▸ **PROBLEM TO WORK ON**
Extract each line of the data and write it out again exactly.

^^^^^^^^^^^^^^^^

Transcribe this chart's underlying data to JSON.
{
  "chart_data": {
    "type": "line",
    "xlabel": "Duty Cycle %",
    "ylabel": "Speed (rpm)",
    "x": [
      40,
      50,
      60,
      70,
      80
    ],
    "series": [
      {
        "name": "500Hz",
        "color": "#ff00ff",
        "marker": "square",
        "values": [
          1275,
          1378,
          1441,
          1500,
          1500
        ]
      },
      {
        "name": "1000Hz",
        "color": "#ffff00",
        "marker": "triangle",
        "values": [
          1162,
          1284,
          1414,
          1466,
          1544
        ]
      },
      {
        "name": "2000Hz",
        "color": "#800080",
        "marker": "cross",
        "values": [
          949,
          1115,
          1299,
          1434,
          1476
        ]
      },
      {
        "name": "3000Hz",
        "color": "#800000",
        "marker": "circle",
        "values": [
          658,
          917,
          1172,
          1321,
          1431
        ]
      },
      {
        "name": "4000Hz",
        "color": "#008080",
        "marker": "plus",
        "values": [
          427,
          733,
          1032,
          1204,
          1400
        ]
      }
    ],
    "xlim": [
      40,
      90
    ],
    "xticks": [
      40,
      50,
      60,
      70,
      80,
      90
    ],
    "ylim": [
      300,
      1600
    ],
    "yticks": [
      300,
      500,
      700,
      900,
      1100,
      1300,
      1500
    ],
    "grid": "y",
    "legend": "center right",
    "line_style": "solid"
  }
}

^^^^^^^^^^^^^^^^

▸ **OUTPUT OF THE TASK**
Transcribe this chart's underlying data to JSON.
{
  "chart_data": {
    "type": "line",
    "xlabel": "Duty Cycle %",
    "ylabel": "Speed (rpm)",
    "x": [
      40,
      50,
      60,
      70,
      80
    ],
    "series": [
      {
        "name": "500Hz",
        "color": "#ff00ff",
        "marker": "square",
        "values": [
          1275,
          1378,
          1441,
          1500,
          1500
        ]
      },
      {
        "name": "1000Hz",
        "color": "#ffff00",
        "marker": "triangle",
        "values": [
          1162,
          1284,
          1414,
          1466,
          1544
        ]
      },
      {
        "name": "2000Hz",
        "color": "#800080",
        "marker": "cross",
        "values": [
          949,
          1115,
          1299,
          1434,
          1476
        ]
      },
      {
        "name": "3000Hz",
        "color": "#800000",
        "marker": "circle",
        "values": [
          658,
          917,
          1172,
          1321,
          1431
        ]
      },
      {
        "name": "4000Hz",
        "color": "#008080",
        "marker": "plus",
        "values": [
          427,
          733,
          1032,
          1204,
          1400
        ]
      }
    ],
    "xlim": [
      40,
      90
    ],
    "xticks": [
      40,
      50,
      60,
      70,
      80,
      90
    ],
    "ylim": [
      300,
      1600
    ],
    "yticks": [
      300,
      500,
      700,
      900,
      1100,
      1300,
      1500
    ],
    "grid": "y",
    "legend": "center right",
    "line_style": "solid"
  }
}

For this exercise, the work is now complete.